--- Start Records supplied ---

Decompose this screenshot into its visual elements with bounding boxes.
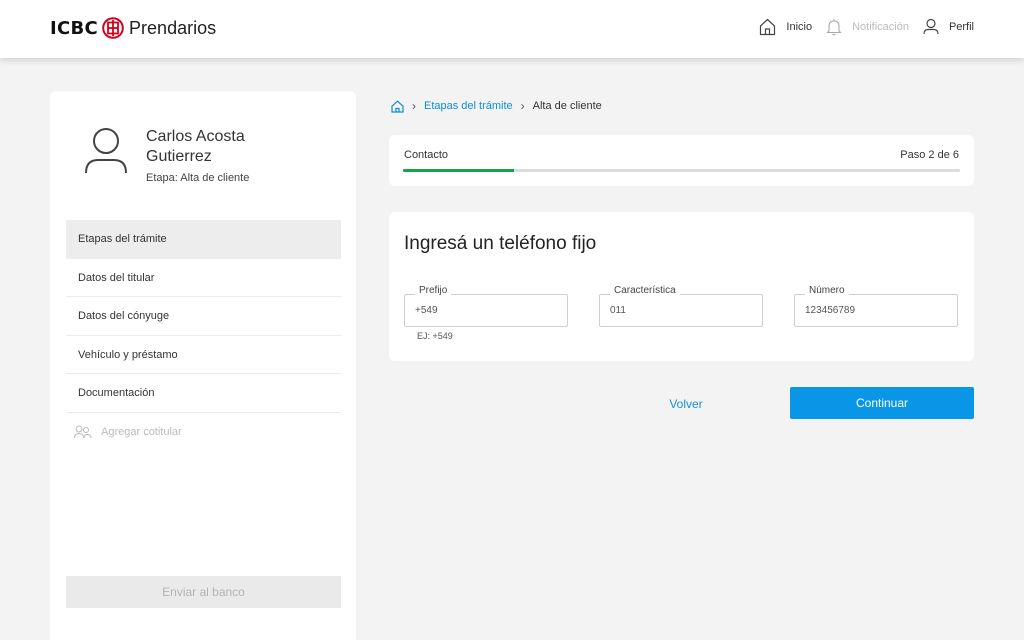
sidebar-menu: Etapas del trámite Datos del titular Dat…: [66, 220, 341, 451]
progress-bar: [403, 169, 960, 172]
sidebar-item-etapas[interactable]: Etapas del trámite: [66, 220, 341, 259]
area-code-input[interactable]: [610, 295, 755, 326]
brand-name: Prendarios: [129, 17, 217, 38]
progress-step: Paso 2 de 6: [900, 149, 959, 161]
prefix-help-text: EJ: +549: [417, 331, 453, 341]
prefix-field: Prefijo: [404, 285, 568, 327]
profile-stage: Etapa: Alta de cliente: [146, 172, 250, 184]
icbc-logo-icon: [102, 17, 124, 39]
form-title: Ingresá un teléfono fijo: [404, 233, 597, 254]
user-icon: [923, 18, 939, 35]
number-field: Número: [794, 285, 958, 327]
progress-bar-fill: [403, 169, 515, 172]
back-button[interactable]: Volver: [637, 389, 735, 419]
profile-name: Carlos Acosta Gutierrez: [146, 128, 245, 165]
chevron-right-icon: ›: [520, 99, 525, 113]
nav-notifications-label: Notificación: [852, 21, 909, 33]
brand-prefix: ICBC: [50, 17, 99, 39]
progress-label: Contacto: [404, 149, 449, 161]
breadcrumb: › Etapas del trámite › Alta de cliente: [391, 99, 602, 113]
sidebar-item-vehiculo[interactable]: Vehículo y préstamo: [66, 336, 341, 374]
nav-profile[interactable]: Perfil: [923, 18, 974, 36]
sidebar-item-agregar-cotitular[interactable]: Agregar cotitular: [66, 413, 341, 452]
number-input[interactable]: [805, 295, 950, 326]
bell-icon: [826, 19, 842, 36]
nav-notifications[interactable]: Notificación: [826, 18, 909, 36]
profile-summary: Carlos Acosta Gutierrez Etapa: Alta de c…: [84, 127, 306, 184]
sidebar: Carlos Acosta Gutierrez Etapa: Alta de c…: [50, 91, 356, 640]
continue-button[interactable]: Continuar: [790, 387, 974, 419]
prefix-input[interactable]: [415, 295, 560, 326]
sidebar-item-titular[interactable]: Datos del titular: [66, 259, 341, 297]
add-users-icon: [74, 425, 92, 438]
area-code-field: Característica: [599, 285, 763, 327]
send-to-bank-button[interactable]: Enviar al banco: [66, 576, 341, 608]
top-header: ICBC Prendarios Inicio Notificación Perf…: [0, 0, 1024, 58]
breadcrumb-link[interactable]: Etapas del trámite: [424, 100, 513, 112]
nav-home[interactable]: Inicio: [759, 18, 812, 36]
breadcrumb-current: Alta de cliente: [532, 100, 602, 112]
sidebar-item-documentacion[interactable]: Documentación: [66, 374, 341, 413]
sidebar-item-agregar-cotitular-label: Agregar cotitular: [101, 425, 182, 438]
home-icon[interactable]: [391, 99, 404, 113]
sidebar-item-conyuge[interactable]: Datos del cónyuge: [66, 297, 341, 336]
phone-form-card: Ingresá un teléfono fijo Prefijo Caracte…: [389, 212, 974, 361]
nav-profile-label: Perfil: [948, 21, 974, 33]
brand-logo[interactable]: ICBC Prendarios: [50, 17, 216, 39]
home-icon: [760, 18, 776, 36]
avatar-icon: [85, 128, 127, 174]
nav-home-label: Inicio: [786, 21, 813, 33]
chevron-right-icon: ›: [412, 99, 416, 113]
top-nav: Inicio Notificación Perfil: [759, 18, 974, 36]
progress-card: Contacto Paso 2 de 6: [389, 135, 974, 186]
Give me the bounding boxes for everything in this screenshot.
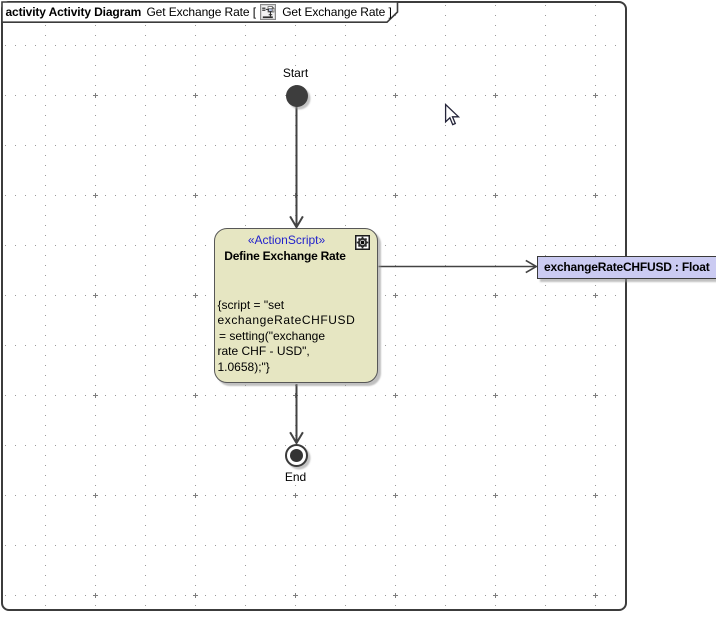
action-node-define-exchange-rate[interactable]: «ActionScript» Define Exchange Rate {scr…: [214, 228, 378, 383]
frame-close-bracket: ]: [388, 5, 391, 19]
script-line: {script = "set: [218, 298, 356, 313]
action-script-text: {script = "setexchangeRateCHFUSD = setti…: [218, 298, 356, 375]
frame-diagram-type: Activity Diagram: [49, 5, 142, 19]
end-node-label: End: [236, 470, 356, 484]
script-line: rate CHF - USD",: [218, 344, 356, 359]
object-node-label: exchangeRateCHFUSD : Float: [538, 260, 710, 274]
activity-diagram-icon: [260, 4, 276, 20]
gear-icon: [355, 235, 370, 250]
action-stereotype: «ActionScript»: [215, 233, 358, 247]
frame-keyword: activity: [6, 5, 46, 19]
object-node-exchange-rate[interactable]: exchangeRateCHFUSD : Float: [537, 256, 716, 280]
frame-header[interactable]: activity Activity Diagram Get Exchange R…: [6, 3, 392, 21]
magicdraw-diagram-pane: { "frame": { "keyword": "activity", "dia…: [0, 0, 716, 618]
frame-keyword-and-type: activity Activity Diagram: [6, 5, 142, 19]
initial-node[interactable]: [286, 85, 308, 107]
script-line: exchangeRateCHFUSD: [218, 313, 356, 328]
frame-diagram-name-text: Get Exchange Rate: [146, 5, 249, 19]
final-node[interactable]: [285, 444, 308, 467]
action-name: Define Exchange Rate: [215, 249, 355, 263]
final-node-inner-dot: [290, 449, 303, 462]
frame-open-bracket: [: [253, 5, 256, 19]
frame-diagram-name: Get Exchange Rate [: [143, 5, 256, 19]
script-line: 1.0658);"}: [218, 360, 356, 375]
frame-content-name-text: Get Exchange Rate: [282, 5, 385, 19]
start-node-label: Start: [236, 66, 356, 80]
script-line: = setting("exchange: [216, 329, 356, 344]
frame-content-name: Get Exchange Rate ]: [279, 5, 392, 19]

--- End Records supplied ---
--- Start Records supplied ---

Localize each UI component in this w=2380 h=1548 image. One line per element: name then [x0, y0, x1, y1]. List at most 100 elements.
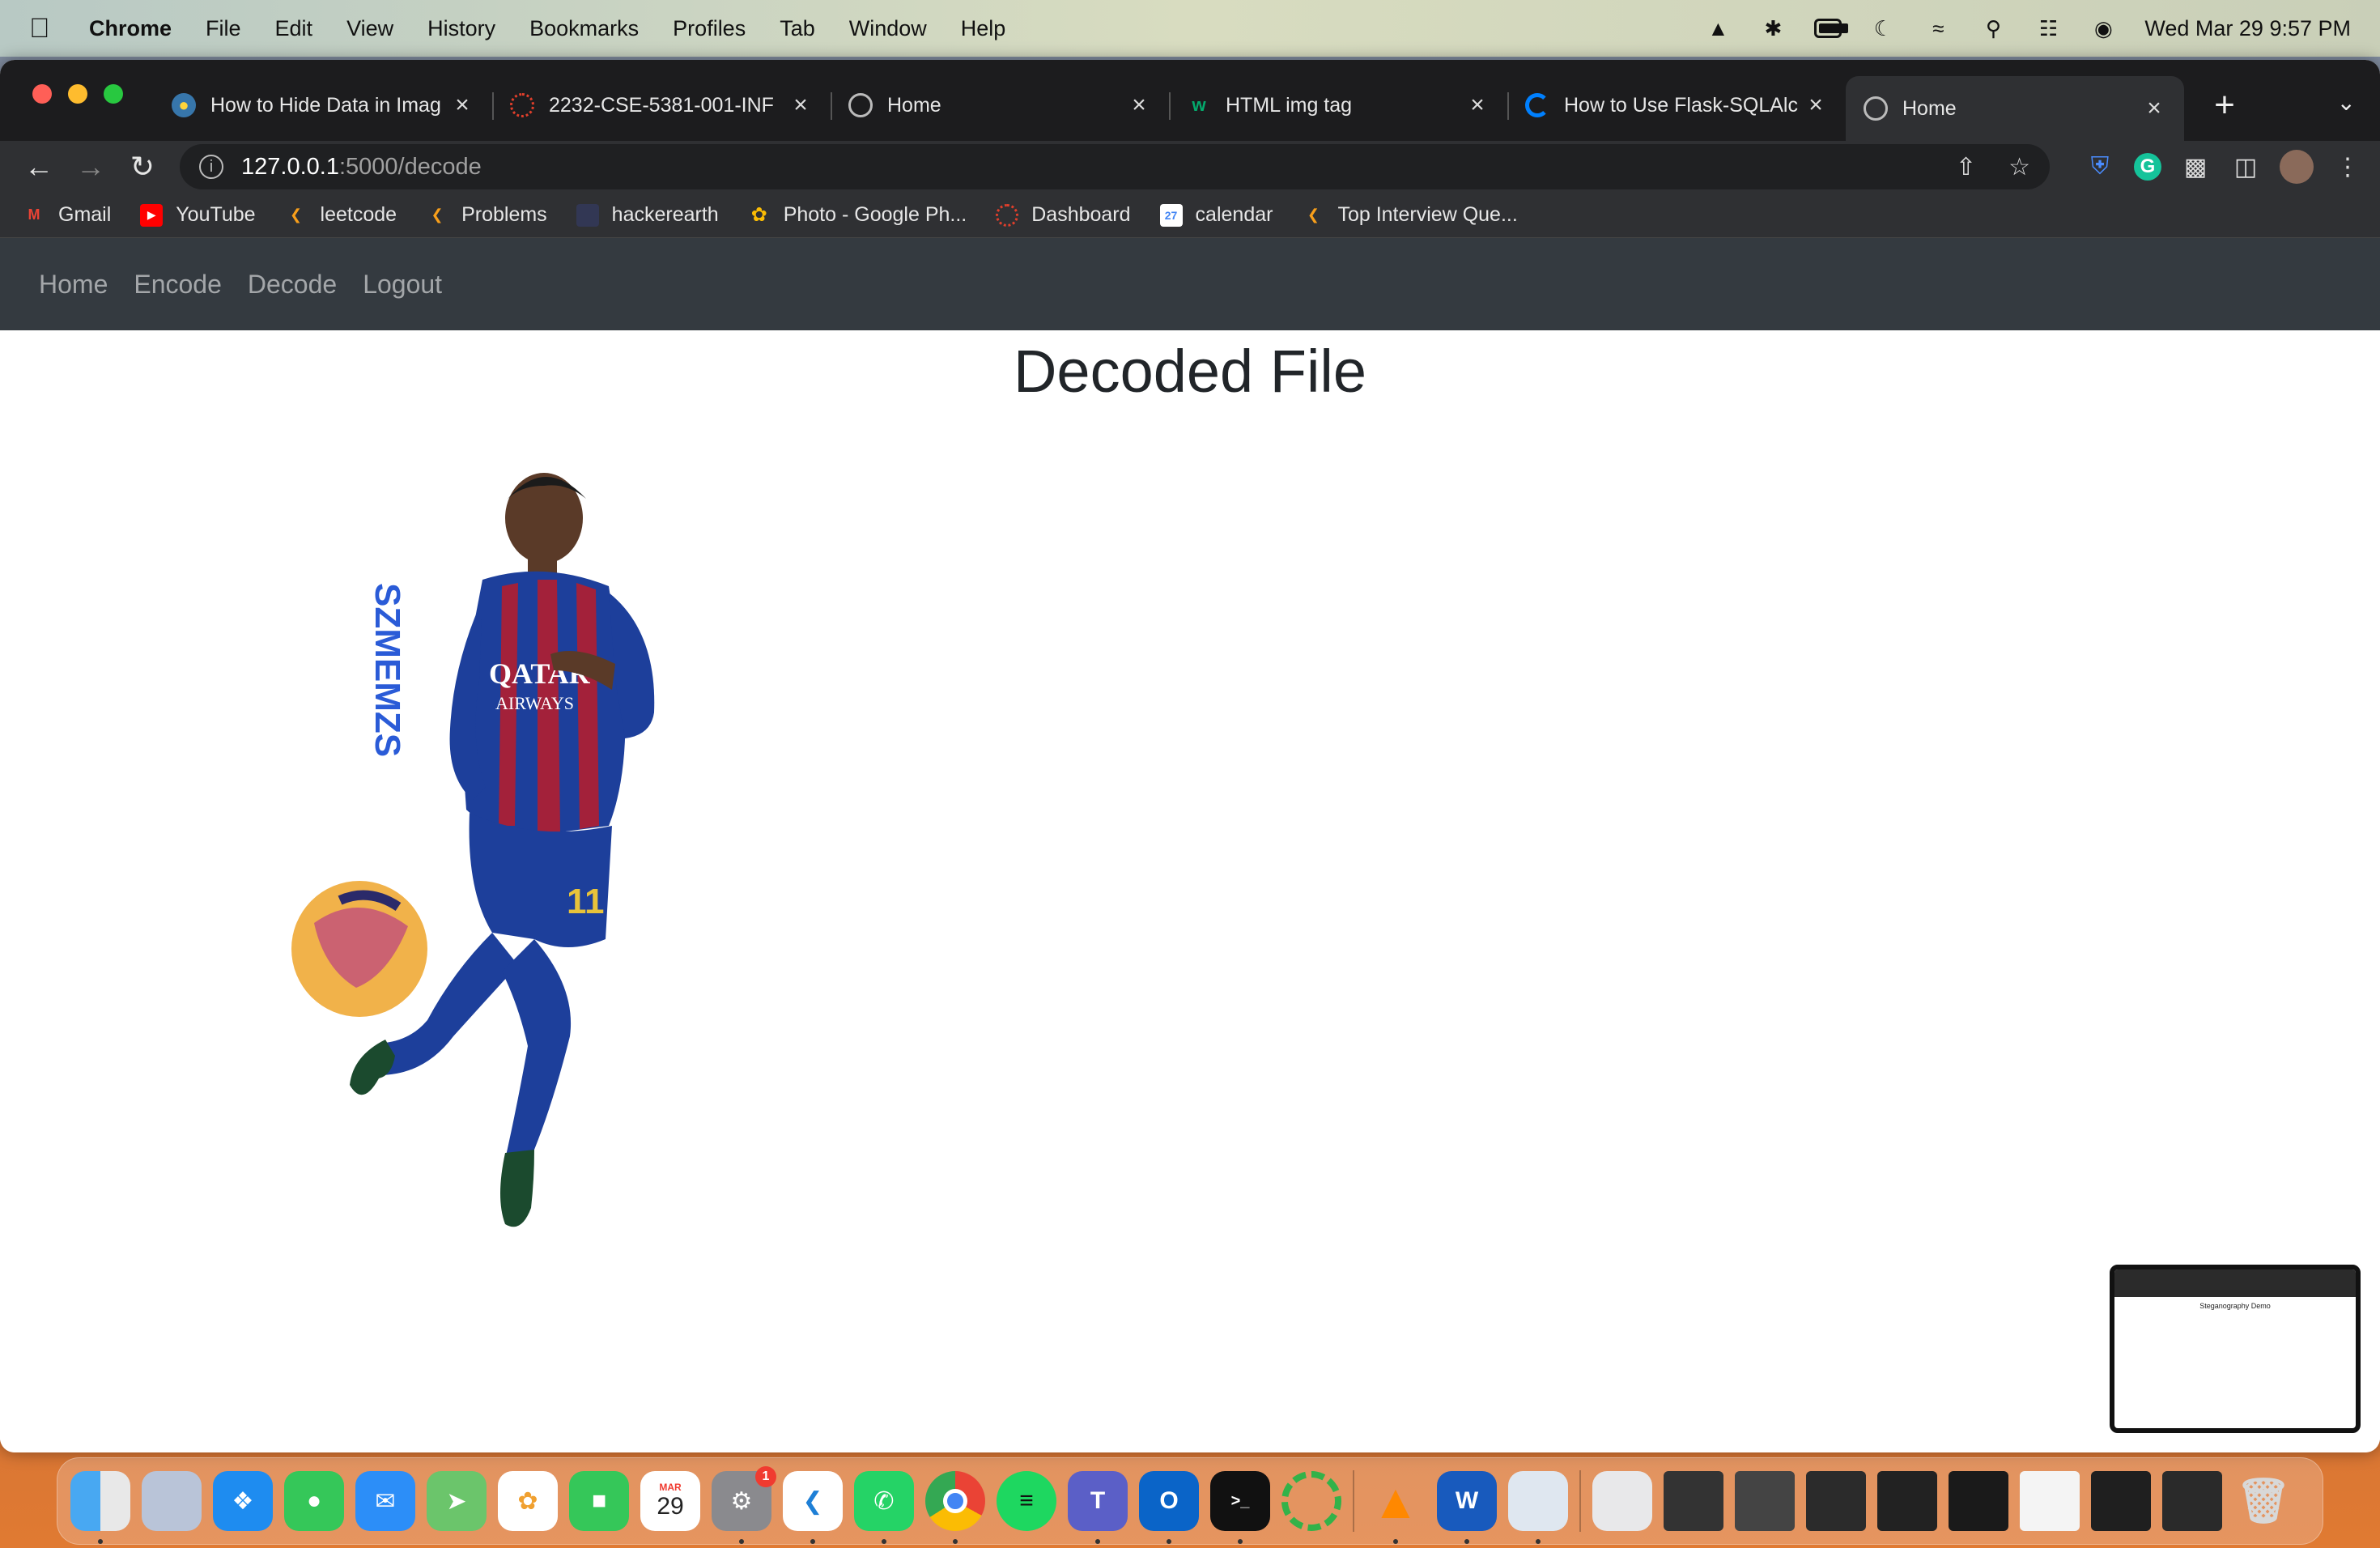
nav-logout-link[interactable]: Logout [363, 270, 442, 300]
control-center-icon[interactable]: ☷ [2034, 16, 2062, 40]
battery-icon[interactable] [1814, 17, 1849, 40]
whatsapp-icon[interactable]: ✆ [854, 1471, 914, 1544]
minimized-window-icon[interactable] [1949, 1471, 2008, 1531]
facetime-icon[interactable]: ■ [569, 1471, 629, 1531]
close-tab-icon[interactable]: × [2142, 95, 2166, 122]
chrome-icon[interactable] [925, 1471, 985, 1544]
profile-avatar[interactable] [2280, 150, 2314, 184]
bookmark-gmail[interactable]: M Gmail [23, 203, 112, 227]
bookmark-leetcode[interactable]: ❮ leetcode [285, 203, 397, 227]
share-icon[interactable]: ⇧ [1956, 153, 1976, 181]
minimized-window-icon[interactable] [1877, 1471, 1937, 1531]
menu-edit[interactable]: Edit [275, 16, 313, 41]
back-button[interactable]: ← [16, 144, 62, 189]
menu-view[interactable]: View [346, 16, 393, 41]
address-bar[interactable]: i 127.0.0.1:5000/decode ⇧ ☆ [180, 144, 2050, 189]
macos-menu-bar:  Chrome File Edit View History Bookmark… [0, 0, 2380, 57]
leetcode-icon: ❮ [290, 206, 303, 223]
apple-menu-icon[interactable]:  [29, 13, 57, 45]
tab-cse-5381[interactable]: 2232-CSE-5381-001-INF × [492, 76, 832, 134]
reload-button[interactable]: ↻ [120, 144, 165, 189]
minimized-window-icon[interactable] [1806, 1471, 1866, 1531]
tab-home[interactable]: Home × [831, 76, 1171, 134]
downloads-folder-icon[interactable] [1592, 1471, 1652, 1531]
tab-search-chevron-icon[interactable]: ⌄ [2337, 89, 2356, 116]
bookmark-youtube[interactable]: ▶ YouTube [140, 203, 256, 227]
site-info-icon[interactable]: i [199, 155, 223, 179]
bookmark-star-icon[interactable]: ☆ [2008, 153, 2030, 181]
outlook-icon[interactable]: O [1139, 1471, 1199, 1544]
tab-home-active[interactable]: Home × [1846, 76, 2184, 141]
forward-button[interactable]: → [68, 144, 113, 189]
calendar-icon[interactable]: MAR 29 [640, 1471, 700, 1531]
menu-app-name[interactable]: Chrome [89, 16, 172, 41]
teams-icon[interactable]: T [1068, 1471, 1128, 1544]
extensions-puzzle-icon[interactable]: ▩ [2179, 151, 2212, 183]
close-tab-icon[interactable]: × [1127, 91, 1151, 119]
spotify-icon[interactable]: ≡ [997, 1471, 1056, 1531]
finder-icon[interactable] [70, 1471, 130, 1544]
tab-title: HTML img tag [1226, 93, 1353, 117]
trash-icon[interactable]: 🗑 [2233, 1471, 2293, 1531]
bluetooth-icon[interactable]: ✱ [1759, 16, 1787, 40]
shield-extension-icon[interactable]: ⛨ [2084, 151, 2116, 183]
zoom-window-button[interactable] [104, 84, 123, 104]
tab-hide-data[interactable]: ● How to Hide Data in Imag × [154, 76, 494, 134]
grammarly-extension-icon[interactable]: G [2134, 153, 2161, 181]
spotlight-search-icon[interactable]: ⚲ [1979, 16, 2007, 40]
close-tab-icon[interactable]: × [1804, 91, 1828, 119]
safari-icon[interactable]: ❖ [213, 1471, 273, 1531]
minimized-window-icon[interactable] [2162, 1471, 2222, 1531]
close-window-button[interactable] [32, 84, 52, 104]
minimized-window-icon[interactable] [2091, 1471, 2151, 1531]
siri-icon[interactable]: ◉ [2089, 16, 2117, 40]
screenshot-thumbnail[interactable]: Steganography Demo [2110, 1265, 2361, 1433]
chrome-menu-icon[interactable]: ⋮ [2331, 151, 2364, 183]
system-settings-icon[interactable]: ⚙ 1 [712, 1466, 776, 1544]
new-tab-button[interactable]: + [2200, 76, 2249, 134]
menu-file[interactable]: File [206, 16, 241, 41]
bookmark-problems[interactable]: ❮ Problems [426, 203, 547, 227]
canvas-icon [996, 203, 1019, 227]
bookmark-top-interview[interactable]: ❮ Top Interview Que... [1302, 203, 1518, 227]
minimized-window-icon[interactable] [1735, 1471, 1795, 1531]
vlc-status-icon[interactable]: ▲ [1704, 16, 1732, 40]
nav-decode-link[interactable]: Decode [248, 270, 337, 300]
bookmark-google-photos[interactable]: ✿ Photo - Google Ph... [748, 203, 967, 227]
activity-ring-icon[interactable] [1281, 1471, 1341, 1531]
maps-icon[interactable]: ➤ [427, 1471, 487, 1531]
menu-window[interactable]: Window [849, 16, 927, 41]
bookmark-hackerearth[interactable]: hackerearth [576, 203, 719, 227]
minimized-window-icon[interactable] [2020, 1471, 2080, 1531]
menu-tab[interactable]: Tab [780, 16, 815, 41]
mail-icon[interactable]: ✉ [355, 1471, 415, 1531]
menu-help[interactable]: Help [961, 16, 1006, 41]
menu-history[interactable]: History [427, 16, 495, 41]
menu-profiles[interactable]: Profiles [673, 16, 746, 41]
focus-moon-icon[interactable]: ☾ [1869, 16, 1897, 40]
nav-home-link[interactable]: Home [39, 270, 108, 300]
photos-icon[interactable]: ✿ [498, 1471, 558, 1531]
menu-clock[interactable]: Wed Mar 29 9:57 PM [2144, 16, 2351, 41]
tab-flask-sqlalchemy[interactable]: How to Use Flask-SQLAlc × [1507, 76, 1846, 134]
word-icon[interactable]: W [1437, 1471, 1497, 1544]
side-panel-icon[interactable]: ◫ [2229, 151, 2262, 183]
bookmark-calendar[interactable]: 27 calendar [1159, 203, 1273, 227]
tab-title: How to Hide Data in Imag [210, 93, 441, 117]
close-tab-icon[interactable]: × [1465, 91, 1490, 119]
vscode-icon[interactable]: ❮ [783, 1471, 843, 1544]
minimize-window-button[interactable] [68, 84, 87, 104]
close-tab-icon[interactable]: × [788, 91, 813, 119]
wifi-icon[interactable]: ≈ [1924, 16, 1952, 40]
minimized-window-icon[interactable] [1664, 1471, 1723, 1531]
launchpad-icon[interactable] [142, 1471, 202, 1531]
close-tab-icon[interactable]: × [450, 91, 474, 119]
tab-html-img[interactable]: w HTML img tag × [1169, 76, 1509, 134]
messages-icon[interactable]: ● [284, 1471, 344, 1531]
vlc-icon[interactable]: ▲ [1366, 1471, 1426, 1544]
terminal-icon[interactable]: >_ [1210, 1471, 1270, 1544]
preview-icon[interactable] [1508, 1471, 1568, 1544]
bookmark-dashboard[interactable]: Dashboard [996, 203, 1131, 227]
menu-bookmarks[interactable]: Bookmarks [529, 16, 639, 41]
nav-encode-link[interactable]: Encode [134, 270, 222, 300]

--- End Records supplied ---

- Objective: Reproduce as a numbered list the stretch of the listing above from the line containing "228, 378, 383]" through the line containing "256, 716, 280]", skipping any blank lines.

- Reply to the exercise:
1. action-node-define-exchange-rate[interactable]: «ActionScript» Define Exchange Rate {scr…: [214, 228, 378, 383]
2. frame-close-bracket: ]: [388, 5, 391, 19]
3. script-line: {script = "set: [218, 298, 356, 313]
4. action-script-text: {script = "setexchangeRateCHFUSD = setti…: [218, 298, 356, 375]
5. frame-diagram-type: Activity Diagram: [49, 5, 142, 19]
6. end-node-label: End: [236, 470, 356, 484]
7. script-line: rate CHF - USD",: [218, 344, 356, 359]
8. object-node-label: exchangeRateCHFUSD : Float: [538, 260, 710, 274]
9. activity-diagram-icon: [260, 4, 276, 20]
10. gear-icon: [355, 235, 370, 250]
11. action-stereotype: «ActionScript»: [215, 233, 358, 247]
12. frame-keyword: activity: [6, 5, 46, 19]
13. object-node-exchange-rate[interactable]: exchangeRateCHFUSD : Float: [537, 256, 716, 280]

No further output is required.